Tentang puasa (shaum), Rasulullah saw bersabda, “Barangsiapa yang
selama berpuasa tidak mampu menahan diri dari perkataan dan perbuatan
yang buruk serta keji, maka Allah sama sekali tidak butuh dia
meninggalkan makan dan minumnya.” (HR Al-Bukhari). Beginilah hakikat
puasa, yang tidak lain adalah menahan nafsu kita, dalam rangka untuk
menyucikan nafsu kita dan membangun akhlaq kita.
Tentang zakat, Allah SWT berfirman, “Ambillah dari harta benda mereka
bagian zakatnya untuk membersihkan harta benda mereka dan untuk
menyucikan jiwa mereka.” (QS At-Taubah: 103). Inilah ternyata hikmah
dari zakat, yaitu untuk membersihkan harta kita, membersihkan jiwa kita
dari sifat kikir dan menumbuhkan sifat dermawan.
Bahkan tentang infaq dan sedekah secara umum, Allah SWT berfirman,
“Yang menafkahkan hartanya (di jalan Allah) untuk membersihkan dirinya.”

▶ _Bahan yang Tersedia_
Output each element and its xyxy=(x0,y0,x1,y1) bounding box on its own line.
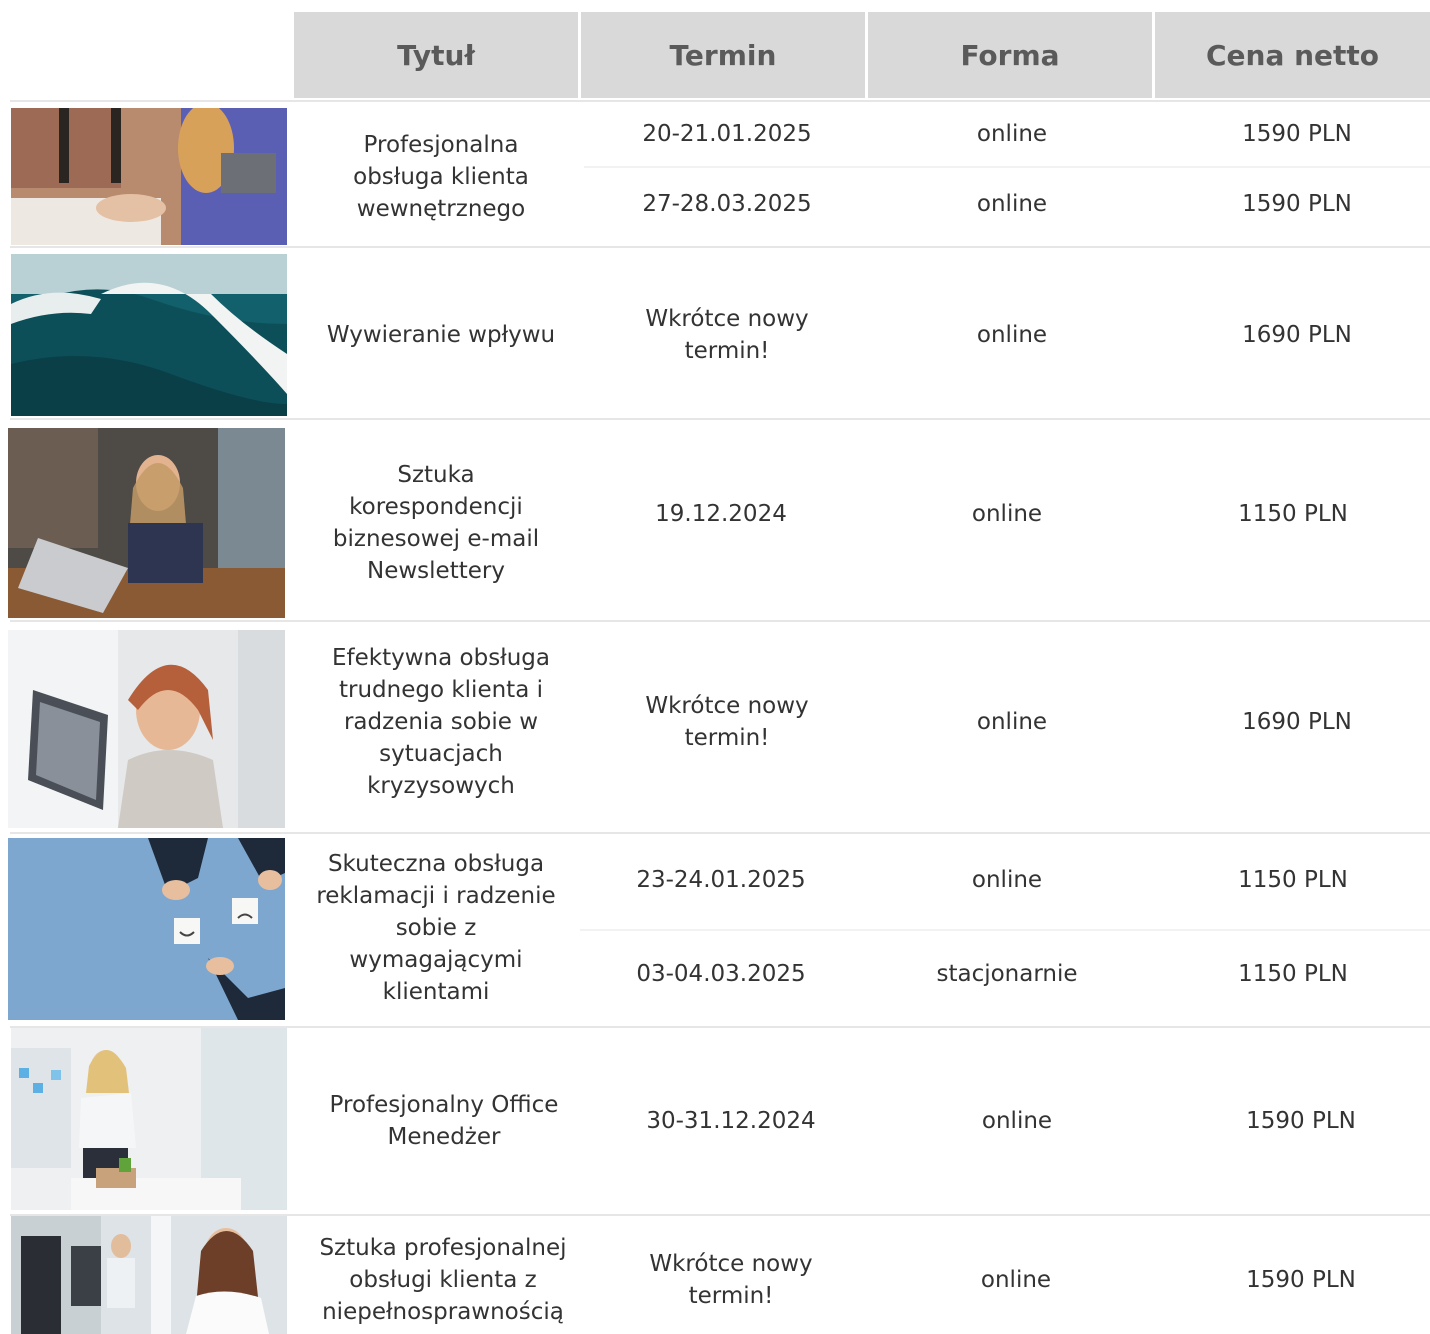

▶ _Soal Latihan 1_
Sebutkan semua hikmah zakat yang disebutkan dalam kutipan dokumen di atas.
▶ _Soal Latihan 2_
Cetak dengan tepat bagian kutipan dokumen di atas yang dimulai dengan kata-kata yang memuat "Tentang zakat, Allah" dan diakhiri dengan "menumbuhkan sifat dermawan.".

▶ _Jawaban Benar 1_
- membersihkan harta kita
- membersihkan jiwa kita dari sifat kikir
- menumbuhkan sifat dermawan

▶ _Jawaban Benar 2_
Tentang zakat, Allah SWT berfirman, “Ambillah dari harta benda mereka
bagian zakatnya untuk membersihkan harta benda mereka dan untuk
menyucikan jiwa mereka.” (QS At-Taubah: 103). Inilah ternyata hikmah
dari zakat, yaitu untuk membersihkan harta kita, membersihkan jiwa kita
dari sifat kikir dan menumbuhkan sifat dermawan.